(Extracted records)

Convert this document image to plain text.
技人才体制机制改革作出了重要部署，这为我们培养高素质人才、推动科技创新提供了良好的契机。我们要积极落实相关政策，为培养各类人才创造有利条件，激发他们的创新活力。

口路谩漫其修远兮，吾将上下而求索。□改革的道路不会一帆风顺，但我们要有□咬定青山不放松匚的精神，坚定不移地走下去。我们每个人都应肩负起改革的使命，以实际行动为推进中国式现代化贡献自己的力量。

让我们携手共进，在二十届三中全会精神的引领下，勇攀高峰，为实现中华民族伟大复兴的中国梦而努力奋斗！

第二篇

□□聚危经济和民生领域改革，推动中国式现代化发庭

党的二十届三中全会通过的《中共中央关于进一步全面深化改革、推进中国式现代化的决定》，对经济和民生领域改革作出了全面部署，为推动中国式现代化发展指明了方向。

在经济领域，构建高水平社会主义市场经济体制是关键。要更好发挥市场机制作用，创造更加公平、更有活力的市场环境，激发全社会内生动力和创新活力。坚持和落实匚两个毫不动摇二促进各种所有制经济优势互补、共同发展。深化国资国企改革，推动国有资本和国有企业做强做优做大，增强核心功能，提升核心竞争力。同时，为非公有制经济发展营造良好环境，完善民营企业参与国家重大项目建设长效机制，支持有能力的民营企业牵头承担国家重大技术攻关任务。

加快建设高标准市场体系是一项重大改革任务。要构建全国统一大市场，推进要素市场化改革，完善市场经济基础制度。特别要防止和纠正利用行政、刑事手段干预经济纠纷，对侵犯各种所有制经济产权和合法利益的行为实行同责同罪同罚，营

# [GIVEN EXERCISE]
Write the data back out verbatim.

# [THE REPLY]
Convert this document image to plain text.
技人才体制机制改革作出了重要部署，这为我们培养高素质人才、推动科技创新提供了良好的契机。我们要积极落实相关政策，为培养各类人才创造有利条件，激发他们的创新活力。

口路谩漫其修远兮，吾将上下而求索。□改革的道路不会一帆风顺，但我们要有□咬定青山不放松匚的精神，坚定不移地走下去。我们每个人都应肩负起改革的使命，以实际行动为推进中国式现代化贡献自己的力量。

让我们携手共进，在二十届三中全会精神的引领下，勇攀高峰，为实现中华民族伟大复兴的中国梦而努力奋斗！

第二篇

□□聚危经济和民生领域改革，推动中国式现代化发庭

党的二十届三中全会通过的《中共中央关于进一步全面深化改革、推进中国式现代化的决定》，对经济和民生领域改革作出了全面部署，为推动中国式现代化发展指明了方向。

在经济领域，构建高水平社会主义市场经济体制是关键。要更好发挥市场机制作用，创造更加公平、更有活力的市场环境，激发全社会内生动力和创新活力。坚持和落实匚两个毫不动摇二促进各种所有制经济优势互补、共同发展。深化国资国企改革，推动国有资本和国有企业做强做优做大，增强核心功能，提升核心竞争力。同时，为非公有制经济发展营造良好环境，完善民营企业参与国家重大项目建设长效机制，支持有能力的民营企业牵头承担国家重大技术攻关任务。

加快建设高标准市场体系是一项重大改革任务。要构建全国统一大市场，推进要素市场化改革，完善市场经济基础制度。特别要防止和纠正利用行政、刑事手段干预经济纠纷，对侵犯各种所有制经济产权和合法利益的行为实行同责同罪同罚，营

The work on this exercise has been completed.